§ What the task requires: Set all the material down again unchanged, without the pictures.

§ Dataset records:
· · · · ·

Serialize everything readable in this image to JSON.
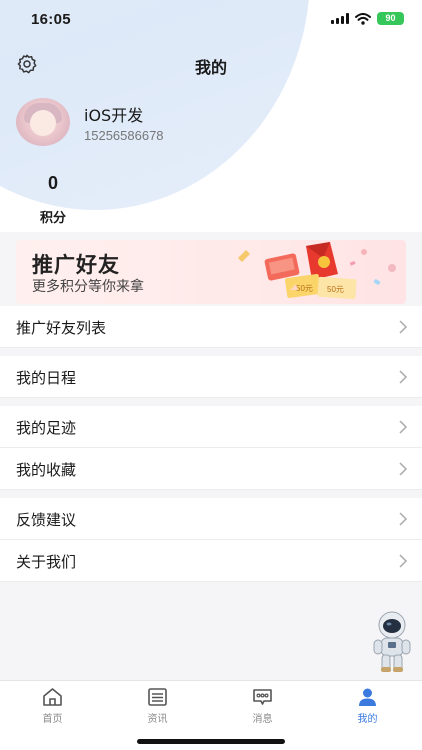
{
  "status_bar": {
    "time": "16:05",
    "battery": "90"
  },
  "nav": {
    "title": "我的",
    "settings_icon": "gear-icon"
  },
  "profile": {
    "name": "iOS开发",
    "phone": "15256586678"
  },
  "points": {
    "value": "0",
    "label": "积分"
  },
  "banner": {
    "title": "推广好友",
    "subtitle": "更多积分等你来拿",
    "coupon_text": "50元"
  },
  "menu": {
    "promote_list": "推广好友列表",
    "schedule": "我的日程",
    "footprint": "我的足迹",
    "favorites": "我的收藏",
    "feedback": "反馈建议",
    "about": "关于我们"
  },
  "tabbar": {
    "items": [
      {
        "label": "首页",
        "icon": "home-icon"
      },
      {
        "label": "资讯",
        "icon": "news-icon"
      },
      {
        "label": "消息",
        "icon": "message-icon"
      },
      {
        "label": "我的",
        "icon": "profile-icon"
      }
    ],
    "active_index": 3,
    "active_color": "#3b7be0",
    "inactive_color": "#888888"
  }
}
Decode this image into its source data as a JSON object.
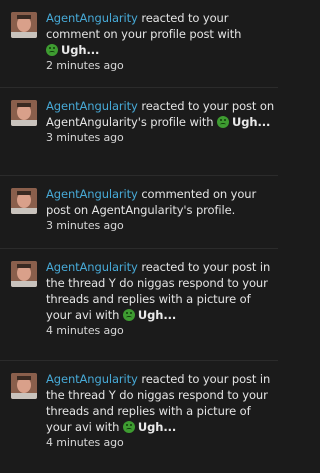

· · · · ·

§ The completed task:
Serialize everything readable in this image to JSON.
{
  "status_bar": {
    "time": "16:05",
    "battery": "90"
  },
  "nav": {
    "title": "我的",
    "settings_icon": "gear-icon"
  },
  "profile": {
    "name": "iOS开发",
    "phone": "15256586678"
  },
  "points": {
    "value": "0",
    "label": "积分"
  },
  "banner": {
    "title": "推广好友",
    "subtitle": "更多积分等你来拿",
    "coupon_text": "50元"
  },
  "menu": {
    "promote_list": "推广好友列表",
    "schedule": "我的日程",
    "footprint": "我的足迹",
    "favorites": "我的收藏",
    "feedback": "反馈建议",
    "about": "关于我们"
  },
  "tabbar": {
    "items": [
      {
        "label": "首页",
        "icon": "home-icon"
      },
      {
        "label": "资讯",
        "icon": "news-icon"
      },
      {
        "label": "消息",
        "icon": "message-icon"
      },
      {
        "label": "我的",
        "icon": "profile-icon"
      }
    ],
    "active_index": 3,
    "active_color": "#3b7be0",
    "inactive_color": "#888888"
  }
}
Decode this image into its source data as a JSON object.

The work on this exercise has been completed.